Extract the complete data exactly as given.

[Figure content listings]

- - - - -

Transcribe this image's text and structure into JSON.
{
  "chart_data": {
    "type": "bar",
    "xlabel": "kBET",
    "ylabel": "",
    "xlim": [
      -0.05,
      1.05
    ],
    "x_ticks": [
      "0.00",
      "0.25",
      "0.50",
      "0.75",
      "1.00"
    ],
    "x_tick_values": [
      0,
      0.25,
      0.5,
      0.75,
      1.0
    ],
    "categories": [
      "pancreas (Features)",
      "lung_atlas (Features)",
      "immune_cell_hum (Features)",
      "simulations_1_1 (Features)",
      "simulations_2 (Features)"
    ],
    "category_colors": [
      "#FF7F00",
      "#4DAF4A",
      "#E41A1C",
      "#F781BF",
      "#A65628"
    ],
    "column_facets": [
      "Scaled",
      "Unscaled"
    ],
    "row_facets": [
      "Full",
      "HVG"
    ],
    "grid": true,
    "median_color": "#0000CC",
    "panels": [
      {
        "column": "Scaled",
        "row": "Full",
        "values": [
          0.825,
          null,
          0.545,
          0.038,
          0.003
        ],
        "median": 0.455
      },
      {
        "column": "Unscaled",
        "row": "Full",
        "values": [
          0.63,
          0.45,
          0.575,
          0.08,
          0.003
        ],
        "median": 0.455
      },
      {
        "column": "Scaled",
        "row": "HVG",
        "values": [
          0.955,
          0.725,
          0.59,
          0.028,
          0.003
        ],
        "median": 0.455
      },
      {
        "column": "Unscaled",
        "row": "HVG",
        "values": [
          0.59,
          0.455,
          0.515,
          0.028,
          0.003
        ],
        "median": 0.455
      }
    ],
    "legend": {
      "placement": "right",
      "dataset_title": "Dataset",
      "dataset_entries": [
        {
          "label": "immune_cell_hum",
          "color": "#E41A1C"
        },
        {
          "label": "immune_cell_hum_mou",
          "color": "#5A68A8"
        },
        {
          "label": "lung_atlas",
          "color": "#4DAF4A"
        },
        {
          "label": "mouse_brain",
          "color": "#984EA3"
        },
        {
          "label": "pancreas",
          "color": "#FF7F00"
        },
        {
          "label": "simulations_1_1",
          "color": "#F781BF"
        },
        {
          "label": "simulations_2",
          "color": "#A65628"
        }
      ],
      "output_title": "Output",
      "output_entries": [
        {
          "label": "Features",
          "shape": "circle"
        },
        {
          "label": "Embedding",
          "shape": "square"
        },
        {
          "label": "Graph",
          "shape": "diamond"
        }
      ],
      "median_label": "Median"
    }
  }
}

- - - - -

__THE COMPLETED TASK__:
Transcribe this image's text and structure into JSON.
{
  "chart_data": {
    "type": "bar",
    "xlabel": "kBET",
    "ylabel": "",
    "xlim": [
      -0.05,
      1.05
    ],
    "x_ticks": [
      "0.00",
      "0.25",
      "0.50",
      "0.75",
      "1.00"
    ],
    "x_tick_values": [
      0,
      0.25,
      0.5,
      0.75,
      1.0
    ],
    "categories": [
      "pancreas (Features)",
      "lung_atlas (Features)",
      "immune_cell_hum (Features)",
      "simulations_1_1 (Features)",
      "simulations_2 (Features)"
    ],
    "category_colors": [
      "#FF7F00",
      "#4DAF4A",
      "#E41A1C",
      "#F781BF",
      "#A65628"
    ],
    "column_facets": [
      "Scaled",
      "Unscaled"
    ],
    "row_facets": [
      "Full",
      "HVG"
    ],
    "grid": true,
    "median_color": "#0000CC",
    "panels": [
      {
        "column": "Scaled",
        "row": "Full",
        "values": [
          0.825,
          null,
          0.545,
          0.038,
          0.003
        ],
        "median": 0.455
      },
      {
        "column": "Unscaled",
        "row": "Full",
        "values": [
          0.63,
          0.45,
          0.575,
          0.08,
          0.003
        ],
        "median": 0.455
      },
      {
        "column": "Scaled",
        "row": "HVG",
        "values": [
          0.955,
          0.725,
          0.59,
          0.028,
          0.003
        ],
        "median": 0.455
      },
      {
        "column": "Unscaled",
        "row": "HVG",
        "values": [
          0.59,
          0.455,
          0.515,
          0.028,
          0.003
        ],
        "median": 0.455
      }
    ],
    "legend": {
      "placement": "right",
      "dataset_title": "Dataset",
      "dataset_entries": [
        {
          "label": "immune_cell_hum",
          "color": "#E41A1C"
        },
        {
          "label": "immune_cell_hum_mou",
          "color": "#5A68A8"
        },
        {
          "label": "lung_atlas",
          "color": "#4DAF4A"
        },
        {
          "label": "mouse_brain",
          "color": "#984EA3"
        },
        {
          "label": "pancreas",
          "color": "#FF7F00"
        },
        {
          "label": "simulations_1_1",
          "color": "#F781BF"
        },
        {
          "label": "simulations_2",
          "color": "#A65628"
        }
      ],
      "output_title": "Output",
      "output_entries": [
        {
          "label": "Features",
          "shape": "circle"
        },
        {
          "label": "Embedding",
          "shape": "square"
        },
        {
          "label": "Graph",
          "shape": "diamond"
        }
      ],
      "median_label": "Median"
    }
  }
}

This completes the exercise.